→ **EXERCISE OBJECTIVE**: Leave out the pictures and transcribe everything else exactly.

Dataset records:
* * * * *

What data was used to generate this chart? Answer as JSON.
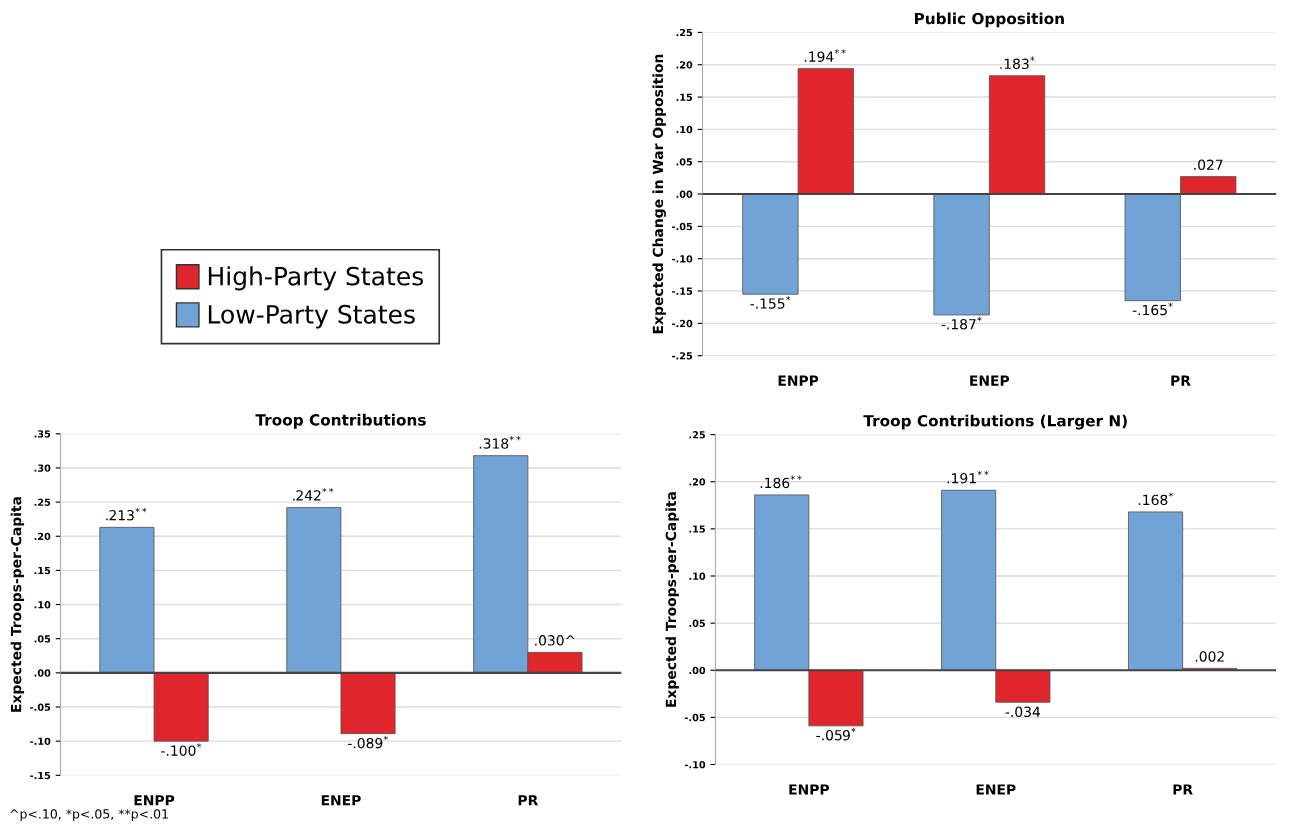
{
  "chart_data": [
    {
      "type": "bar",
      "title": "Public Opposition",
      "ylabel": "Expected Change in War Opposition",
      "categories": [
        "ENPP",
        "ENEP",
        "PR"
      ],
      "series": [
        {
          "name": "Low-Party States",
          "color": "#72a3d6",
          "values": [
            -0.155,
            -0.187,
            -0.165
          ],
          "value_labels": [
            "-.155$^{*}$",
            "-.187$^{*}$",
            "-.165$^{*}$"
          ]
        },
        {
          "name": "High-Party States",
          "color": "#e0262c",
          "values": [
            0.194,
            0.183,
            0.027
          ],
          "value_labels": [
            ".194$^{**}$",
            ".183$^{*}$",
            ".027"
          ]
        }
      ],
      "ylim": [
        -0.25,
        0.25
      ],
      "yticks": [
        {
          "value": -0.25,
          "label": "-.25"
        },
        {
          "value": -0.2,
          "label": "-.20"
        },
        {
          "value": -0.15,
          "label": "-.15"
        },
        {
          "value": -0.1,
          "label": "-.10"
        },
        {
          "value": -0.05,
          "label": "-.05"
        },
        {
          "value": 0,
          "label": ".00"
        },
        {
          "value": 0.05,
          "label": ".05"
        },
        {
          "value": 0.1,
          "label": ".10"
        },
        {
          "value": 0.15,
          "label": ".15"
        },
        {
          "value": 0.2,
          "label": ".20"
        },
        {
          "value": 0.25,
          "label": ".25"
        }
      ],
      "grid": "y",
      "legend": "left"
    },
    {
      "type": "bar",
      "title": "Troop Contributions",
      "ylabel": "Expected Troops-per-Capita",
      "categories": [
        "ENPP",
        "ENEP",
        "PR"
      ],
      "series": [
        {
          "color": "#72a3d6",
          "values": [
            0.213,
            0.242,
            0.318
          ],
          "value_labels": [
            ".213$^{**}$",
            ".242$^{**}$",
            ".318$^{**}$"
          ]
        },
        {
          "color": "#e0262c",
          "values": [
            -0.1,
            -0.089,
            0.03
          ],
          "value_labels": [
            "-.100$^{*}$",
            "-.089$^{*}$",
            ".030^"
          ]
        }
      ],
      "ylim": [
        -0.15,
        0.35
      ],
      "yticks": [
        {
          "value": -0.15,
          "label": "-.15"
        },
        {
          "value": -0.1,
          "label": "-.10"
        },
        {
          "value": -0.05,
          "label": "-.05"
        },
        {
          "value": 0,
          "label": ".00"
        },
        {
          "value": 0.05,
          "label": ".05"
        },
        {
          "value": 0.1,
          "label": ".10"
        },
        {
          "value": 0.15,
          "label": ".15"
        },
        {
          "value": 0.2,
          "label": ".20"
        },
        {
          "value": 0.25,
          "label": ".25"
        },
        {
          "value": 0.3,
          "label": ".30"
        },
        {
          "value": 0.35,
          "label": ".35"
        }
      ],
      "grid": "y",
      "annotations": [
        "^p<.10, *p<.05, **p<.01"
      ]
    },
    {
      "type": "bar",
      "title": "Troop Contributions (Larger N)",
      "ylabel": "Expected Troops-per-Capita",
      "categories": [
        "ENPP",
        "ENEP",
        "PR"
      ],
      "series": [
        {
          "color": "#72a3d6",
          "values": [
            0.186,
            0.191,
            0.168
          ],
          "value_labels": [
            ".186$^{**}$",
            ".191$^{**}$",
            ".168$^{*}$"
          ]
        },
        {
          "color": "#e0262c",
          "values": [
            -0.059,
            -0.034,
            0.002
          ],
          "value_labels": [
            "-.059$^{*}$",
            "-.034",
            ".002"
          ]
        }
      ],
      "ylim": [
        -0.1,
        0.25
      ],
      "yticks": [
        {
          "value": -0.1,
          "label": "-.10"
        },
        {
          "value": -0.05,
          "label": "-.05"
        },
        {
          "value": 0,
          "label": ".00"
        },
        {
          "value": 0.05,
          "label": ".05"
        },
        {
          "value": 0.1,
          "label": ".10"
        },
        {
          "value": 0.15,
          "label": ".15"
        },
        {
          "value": 0.2,
          "label": ".20"
        },
        {
          "value": 0.25,
          "label": ".25"
        }
      ],
      "grid": "y"
    }
  ]
}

* * * * *

→ **SOLUTION TO THIS PROBLEM**:
What data was used to generate this chart? Answer as JSON.
{
  "chart_data": [
    {
      "type": "bar",
      "title": "Public Opposition",
      "ylabel": "Expected Change in War Opposition",
      "categories": [
        "ENPP",
        "ENEP",
        "PR"
      ],
      "series": [
        {
          "name": "Low-Party States",
          "color": "#72a3d6",
          "values": [
            -0.155,
            -0.187,
            -0.165
          ],
          "value_labels": [
            "-.155$^{*}$",
            "-.187$^{*}$",
            "-.165$^{*}$"
          ]
        },
        {
          "name": "High-Party States",
          "color": "#e0262c",
          "values": [
            0.194,
            0.183,
            0.027
          ],
          "value_labels": [
            ".194$^{**}$",
            ".183$^{*}$",
            ".027"
          ]
        }
      ],
      "ylim": [
        -0.25,
        0.25
      ],
      "yticks": [
        {
          "value": -0.25,
          "label": "-.25"
        },
        {
          "value": -0.2,
          "label": "-.20"
        },
        {
          "value": -0.15,
          "label": "-.15"
        },
        {
          "value": -0.1,
          "label": "-.10"
        },
        {
          "value": -0.05,
          "label": "-.05"
        },
        {
          "value": 0,
          "label": ".00"
        },
        {
          "value": 0.05,
          "label": ".05"
        },
        {
          "value": 0.1,
          "label": ".10"
        },
        {
          "value": 0.15,
          "label": ".15"
        },
        {
          "value": 0.2,
          "label": ".20"
        },
        {
          "value": 0.25,
          "label": ".25"
        }
      ],
      "grid": "y",
      "legend": "left"
    },
    {
      "type": "bar",
      "title": "Troop Contributions",
      "ylabel": "Expected Troops-per-Capita",
      "categories": [
        "ENPP",
        "ENEP",
        "PR"
      ],
      "series": [
        {
          "color": "#72a3d6",
          "values": [
            0.213,
            0.242,
            0.318
          ],
          "value_labels": [
            ".213$^{**}$",
            ".242$^{**}$",
            ".318$^{**}$"
          ]
        },
        {
          "color": "#e0262c",
          "values": [
            -0.1,
            -0.089,
            0.03
          ],
          "value_labels": [
            "-.100$^{*}$",
            "-.089$^{*}$",
            ".030^"
          ]
        }
      ],
      "ylim": [
        -0.15,
        0.35
      ],
      "yticks": [
        {
          "value": -0.15,
          "label": "-.15"
        },
        {
          "value": -0.1,
          "label": "-.10"
        },
        {
          "value": -0.05,
          "label": "-.05"
        },
        {
          "value": 0,
          "label": ".00"
        },
        {
          "value": 0.05,
          "label": ".05"
        },
        {
          "value": 0.1,
          "label": ".10"
        },
        {
          "value": 0.15,
          "label": ".15"
        },
        {
          "value": 0.2,
          "label": ".20"
        },
        {
          "value": 0.25,
          "label": ".25"
        },
        {
          "value": 0.3,
          "label": ".30"
        },
        {
          "value": 0.35,
          "label": ".35"
        }
      ],
      "grid": "y",
      "annotations": [
        "^p<.10, *p<.05, **p<.01"
      ]
    },
    {
      "type": "bar",
      "title": "Troop Contributions (Larger N)",
      "ylabel": "Expected Troops-per-Capita",
      "categories": [
        "ENPP",
        "ENEP",
        "PR"
      ],
      "series": [
        {
          "color": "#72a3d6",
          "values": [
            0.186,
            0.191,
            0.168
          ],
          "value_labels": [
            ".186$^{**}$",
            ".191$^{**}$",
            ".168$^{*}$"
          ]
        },
        {
          "color": "#e0262c",
          "values": [
            -0.059,
            -0.034,
            0.002
          ],
          "value_labels": [
            "-.059$^{*}$",
            "-.034",
            ".002"
          ]
        }
      ],
      "ylim": [
        -0.1,
        0.25
      ],
      "yticks": [
        {
          "value": -0.1,
          "label": "-.10"
        },
        {
          "value": -0.05,
          "label": "-.05"
        },
        {
          "value": 0,
          "label": ".00"
        },
        {
          "value": 0.05,
          "label": ".05"
        },
        {
          "value": 0.1,
          "label": ".10"
        },
        {
          "value": 0.15,
          "label": ".15"
        },
        {
          "value": 0.2,
          "label": ".20"
        },
        {
          "value": 0.25,
          "label": ".25"
        }
      ],
      "grid": "y"
    }
  ]
}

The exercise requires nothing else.